◆ **Short exercise**
Copy every line with the string "diariamente" in it.

--- BEGIN Material ---

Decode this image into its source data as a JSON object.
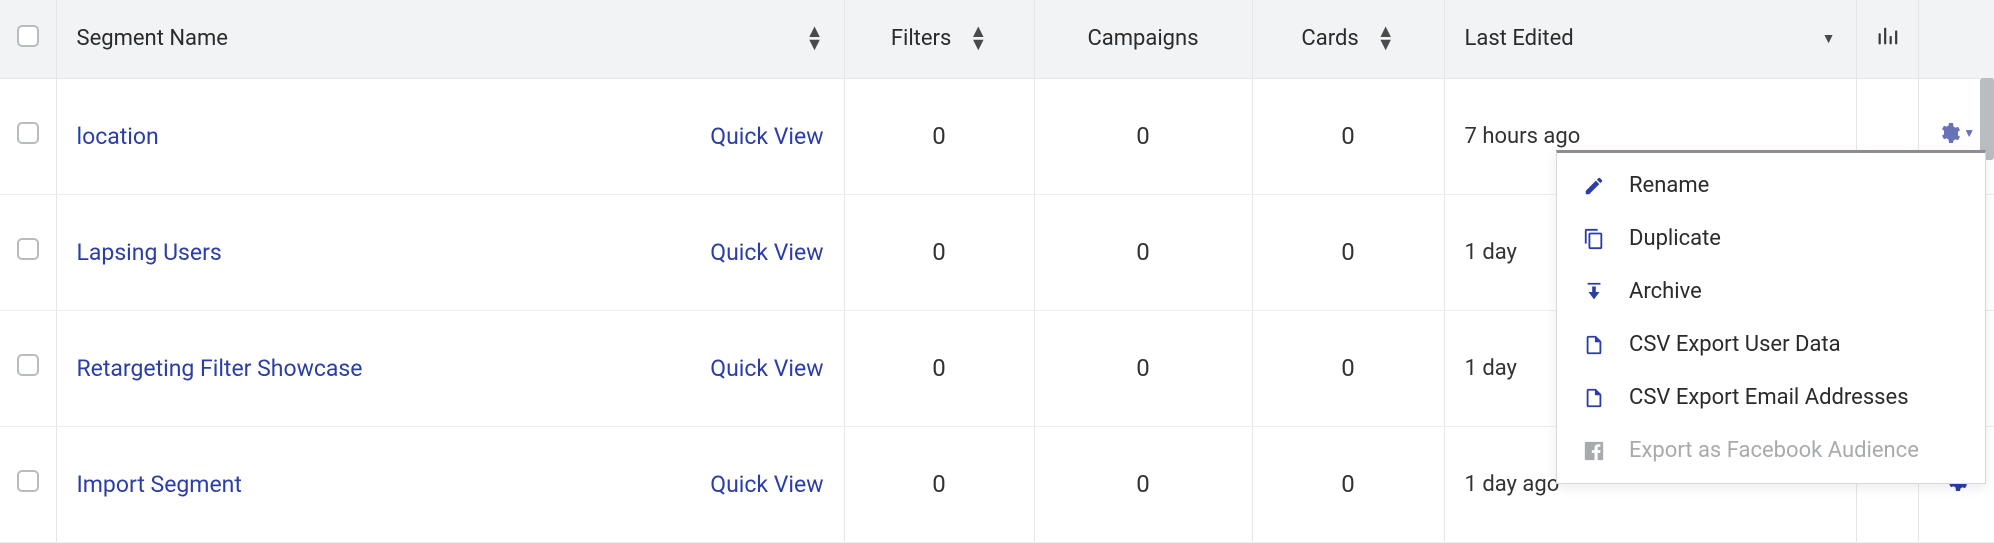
{
  "columns": {
    "segment_name": "Segment Name",
    "filters": "Filters",
    "campaigns": "Campaigns",
    "cards": "Cards",
    "last_edited": "Last Edited"
  },
  "quick_view_label": "Quick View",
  "rows": [
    {
      "name": "location",
      "filters": "0",
      "campaigns": "0",
      "cards": "0",
      "last_edited": "7 hours ago"
    },
    {
      "name": "Lapsing Users",
      "filters": "0",
      "campaigns": "0",
      "cards": "0",
      "last_edited": "1 day"
    },
    {
      "name": "Retargeting Filter Showcase",
      "filters": "0",
      "campaigns": "0",
      "cards": "0",
      "last_edited": "1 day"
    },
    {
      "name": "Import Segment",
      "filters": "0",
      "campaigns": "0",
      "cards": "0",
      "last_edited": "1 day ago"
    }
  ],
  "menu": {
    "rename": "Rename",
    "duplicate": "Duplicate",
    "archive": "Archive",
    "csv_user": "CSV Export User Data",
    "csv_email": "CSV Export Email Addresses",
    "facebook": "Export as Facebook Audience"
  }
}
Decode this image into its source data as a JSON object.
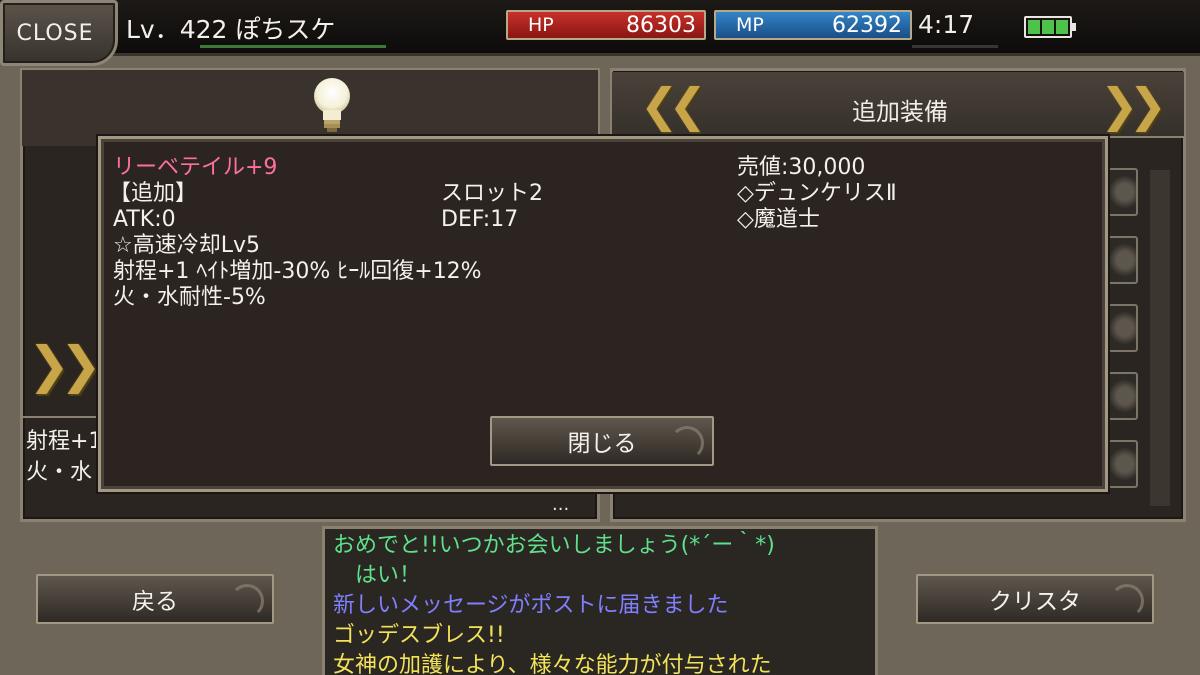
{
  "topbar": {
    "close_label": "CLOSE",
    "player": "Lv．422 ぽちスケ",
    "hp_label": "HP",
    "hp_value": "86303",
    "mp_label": "MP",
    "mp_value": "62392",
    "time": "4:17",
    "hp_color": "#c7302a",
    "mp_color": "#3484c8",
    "battery_icon": "battery-icon"
  },
  "right_panel": {
    "title": "追加装備"
  },
  "left_panel": {
    "stats": [
      "射程+1",
      "火・水"
    ],
    "more": "..."
  },
  "item_popup": {
    "name": "リーベテイル+9",
    "category": "【追加】",
    "atk": "ATK:0",
    "effect": "☆高速冷却Lv5",
    "bonus": "射程+1 ﾍｲﾄ増加-30% ﾋｰﾙ回復+12%",
    "resist": "火・水耐性-5%",
    "slots": "スロット2",
    "def": "DEF:17",
    "price": "売値:30,000",
    "job1": "◇デュンケリスⅡ",
    "job2": "◇魔道士",
    "close_button": "閉じる",
    "name_color": "#ff6f9d"
  },
  "buttons": {
    "back": "戻る",
    "crystal": "クリスタ"
  },
  "chat": [
    {
      "text": "おめでと!!いつかお会いしましょう(*´ー｀*)",
      "color": "#5fe08a"
    },
    {
      "text": "　はい！",
      "color": "#5fe08a"
    },
    {
      "text": "新しいメッセージがポストに届きました",
      "color": "#7f7fff"
    },
    {
      "text": "ゴッデスブレス!!",
      "color": "#f3e35a"
    },
    {
      "text": "女神の加護により、様々な能力が付与された",
      "color": "#f3e35a"
    }
  ]
}
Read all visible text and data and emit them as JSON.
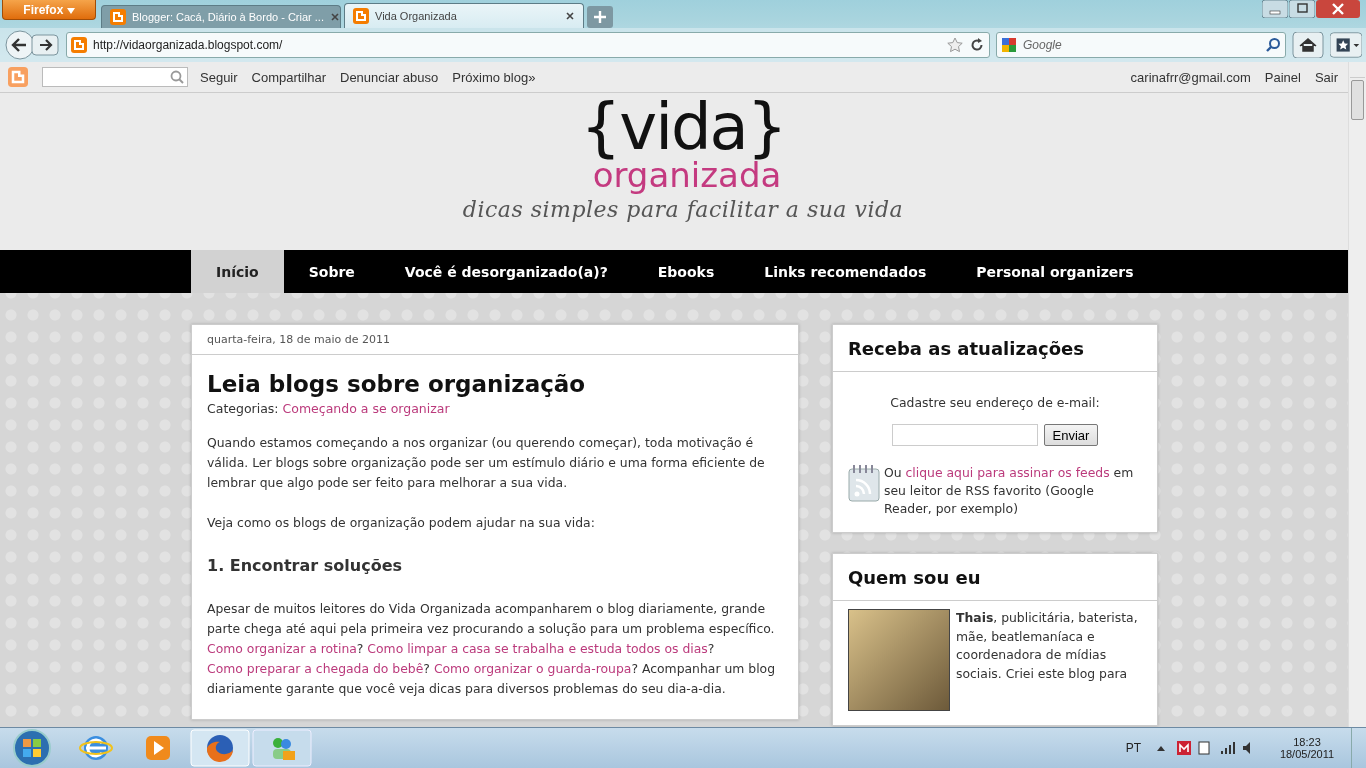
{
  "browser": {
    "menu_button": "Firefox",
    "tabs": [
      {
        "title": "Blogger: Cacá, Diário à Bordo - Criar ...",
        "selected": false
      },
      {
        "title": "Vida Organizada",
        "selected": true
      }
    ],
    "url": "http://vidaorganizada.blogspot.com/",
    "search_placeholder": "Google"
  },
  "blogger_bar": {
    "links": [
      "Seguir",
      "Compartilhar",
      "Denunciar abuso",
      "Próximo blog»"
    ],
    "account": "carinafrr@gmail.com",
    "user_links": [
      "Painel",
      "Sair"
    ]
  },
  "header": {
    "logo_main": "{vida}",
    "logo_sub": "organizada",
    "tagline": "dicas simples para facilitar a sua vida"
  },
  "nav": [
    {
      "label": "Início",
      "selected": true
    },
    {
      "label": "Sobre",
      "selected": false
    },
    {
      "label": "Você é desorganizado(a)?",
      "selected": false
    },
    {
      "label": "Ebooks",
      "selected": false
    },
    {
      "label": "Links recomendados",
      "selected": false
    },
    {
      "label": "Personal organizers",
      "selected": false
    }
  ],
  "post": {
    "date": "quarta-feira, 18 de maio de 2011",
    "title": "Leia blogs sobre organização",
    "category_label": "Categorias:",
    "category": "Começando a se organizar",
    "blocks": [
      {
        "kind": "paragraph",
        "segments": [
          {
            "text": "Quando estamos começando a nos organizar (ou querendo começar), toda motivação é válida. Ler blogs sobre organização pode ser um estímulo diário e uma forma eficiente de lembrar que algo pode ser feito para melhorar a sua vida.",
            "link": false
          }
        ]
      },
      {
        "kind": "paragraph",
        "segments": [
          {
            "text": "Veja como os blogs de organização podem ajudar na sua vida:",
            "link": false
          }
        ]
      },
      {
        "kind": "heading",
        "text": "1. Encontrar soluções"
      },
      {
        "kind": "paragraph",
        "segments": [
          {
            "text": "Apesar de muitos leitores do Vida Organizada acompanharem o blog diariamente, grande parte chega até aqui pela primeira vez procurando a solução para um problema específico. ",
            "link": false
          },
          {
            "text": "Como organizar a rotina",
            "link": true
          },
          {
            "text": "? ",
            "link": false
          },
          {
            "text": "Como limpar a casa se trabalha e estuda todos os dias",
            "link": true
          },
          {
            "text": "? ",
            "link": false
          },
          {
            "text": "Como preparar a chegada do bebê",
            "link": true
          },
          {
            "text": "? ",
            "link": false
          },
          {
            "text": "Como organizar o guarda-roupa",
            "link": true
          },
          {
            "text": "? Acompanhar um blog diariamente garante que você veja dicas para diversos problemas do seu dia-a-dia.",
            "link": false
          }
        ]
      }
    ]
  },
  "sidebar": {
    "subscribe": {
      "title": "Receba as atualizações",
      "label": "Cadastre seu endereço de e-mail:",
      "button": "Enviar",
      "rss": [
        {
          "text": "Ou ",
          "link": false
        },
        {
          "text": "clique aqui para assinar os feeds",
          "link": true
        },
        {
          "text": " em seu leitor de RSS favorito (Google Reader, por exemplo)",
          "link": false
        }
      ]
    },
    "about": {
      "title": "Quem sou eu",
      "bio": "**Thais**, publicitária, baterista, mãe, beatlemaníaca e coordenadora de mídias sociais. Criei este blog para"
    }
  },
  "taskbar": {
    "language": "PT",
    "time": "18:23",
    "date": "18/05/2011"
  }
}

--- END Material ---

◆ **Solution to this task**
            "text": "Apesar de muitos leitores do Vida Organizada acompanharem o blog diariamente, grande parte chega até aqui pela primeira vez procurando a solução para um problema específico. ",
            "text": "? Acompanhar um blog diariamente garante que você veja dicas para diversos problemas do seu dia-a-dia.",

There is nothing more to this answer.